What you have to do: Note each line that includes the word "text". Copy those lines.

___ Provided data ___

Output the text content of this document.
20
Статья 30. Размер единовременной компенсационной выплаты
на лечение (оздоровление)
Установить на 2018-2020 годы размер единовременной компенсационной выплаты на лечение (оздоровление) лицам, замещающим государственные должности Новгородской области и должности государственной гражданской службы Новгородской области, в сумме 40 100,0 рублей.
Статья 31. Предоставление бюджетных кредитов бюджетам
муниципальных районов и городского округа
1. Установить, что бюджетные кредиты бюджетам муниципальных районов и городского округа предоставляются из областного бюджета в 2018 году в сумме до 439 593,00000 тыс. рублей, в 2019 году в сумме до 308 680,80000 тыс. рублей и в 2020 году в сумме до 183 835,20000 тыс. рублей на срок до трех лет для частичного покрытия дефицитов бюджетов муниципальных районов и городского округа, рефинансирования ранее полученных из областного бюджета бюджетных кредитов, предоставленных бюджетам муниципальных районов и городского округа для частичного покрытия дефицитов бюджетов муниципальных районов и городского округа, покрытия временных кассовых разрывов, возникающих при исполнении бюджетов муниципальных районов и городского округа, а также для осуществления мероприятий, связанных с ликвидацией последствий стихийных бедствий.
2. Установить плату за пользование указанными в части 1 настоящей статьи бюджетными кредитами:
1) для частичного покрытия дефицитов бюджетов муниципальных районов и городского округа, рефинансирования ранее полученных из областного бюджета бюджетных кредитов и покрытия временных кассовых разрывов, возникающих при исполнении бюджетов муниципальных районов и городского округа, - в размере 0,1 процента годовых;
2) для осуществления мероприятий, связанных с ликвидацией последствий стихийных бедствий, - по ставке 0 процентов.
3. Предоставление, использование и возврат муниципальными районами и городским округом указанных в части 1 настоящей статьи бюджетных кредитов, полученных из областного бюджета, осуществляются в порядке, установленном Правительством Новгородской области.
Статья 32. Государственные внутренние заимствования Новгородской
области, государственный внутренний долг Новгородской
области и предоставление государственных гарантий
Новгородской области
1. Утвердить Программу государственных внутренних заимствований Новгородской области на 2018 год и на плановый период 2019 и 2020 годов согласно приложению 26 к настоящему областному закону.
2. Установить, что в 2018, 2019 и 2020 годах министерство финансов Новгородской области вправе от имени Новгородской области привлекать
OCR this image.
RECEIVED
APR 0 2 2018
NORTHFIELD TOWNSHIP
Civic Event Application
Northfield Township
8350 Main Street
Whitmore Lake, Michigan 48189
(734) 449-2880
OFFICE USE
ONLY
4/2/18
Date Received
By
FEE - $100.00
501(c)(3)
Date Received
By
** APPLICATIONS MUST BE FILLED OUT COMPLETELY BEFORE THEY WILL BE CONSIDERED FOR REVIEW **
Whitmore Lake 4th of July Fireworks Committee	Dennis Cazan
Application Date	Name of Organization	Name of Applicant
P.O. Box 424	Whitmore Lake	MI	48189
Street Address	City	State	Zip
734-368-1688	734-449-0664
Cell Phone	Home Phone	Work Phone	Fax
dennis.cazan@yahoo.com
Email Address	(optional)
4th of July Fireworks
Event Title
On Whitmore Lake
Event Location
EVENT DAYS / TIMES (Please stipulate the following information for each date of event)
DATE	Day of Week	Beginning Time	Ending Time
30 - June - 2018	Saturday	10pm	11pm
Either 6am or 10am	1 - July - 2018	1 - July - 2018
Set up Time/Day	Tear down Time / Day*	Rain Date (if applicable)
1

___
___ Provided data ___

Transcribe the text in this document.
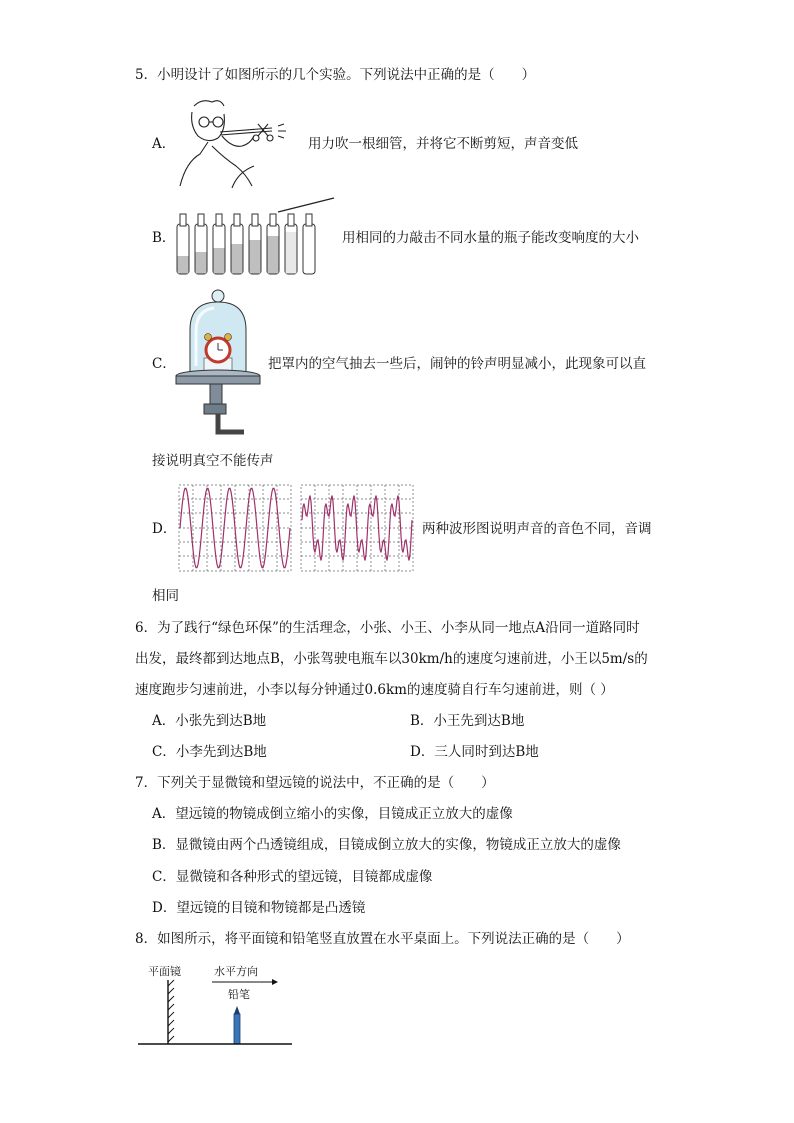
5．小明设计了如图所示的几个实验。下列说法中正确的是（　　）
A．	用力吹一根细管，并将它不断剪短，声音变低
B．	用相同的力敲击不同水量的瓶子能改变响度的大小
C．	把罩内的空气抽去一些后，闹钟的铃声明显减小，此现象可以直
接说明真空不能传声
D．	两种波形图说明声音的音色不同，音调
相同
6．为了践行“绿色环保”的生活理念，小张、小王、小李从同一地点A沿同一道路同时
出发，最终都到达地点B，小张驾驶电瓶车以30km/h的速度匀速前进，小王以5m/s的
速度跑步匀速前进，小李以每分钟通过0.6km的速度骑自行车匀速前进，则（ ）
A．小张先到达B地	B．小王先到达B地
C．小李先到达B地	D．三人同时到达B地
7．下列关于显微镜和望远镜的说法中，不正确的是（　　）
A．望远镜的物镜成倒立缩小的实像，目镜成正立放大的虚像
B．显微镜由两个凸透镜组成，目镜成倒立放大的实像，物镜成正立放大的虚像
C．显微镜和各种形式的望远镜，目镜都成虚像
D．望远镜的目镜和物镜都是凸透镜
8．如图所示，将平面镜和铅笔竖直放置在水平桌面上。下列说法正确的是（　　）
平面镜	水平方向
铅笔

___

Answer to this problem:
Output the text content of this document.
Transcribe the text in this document.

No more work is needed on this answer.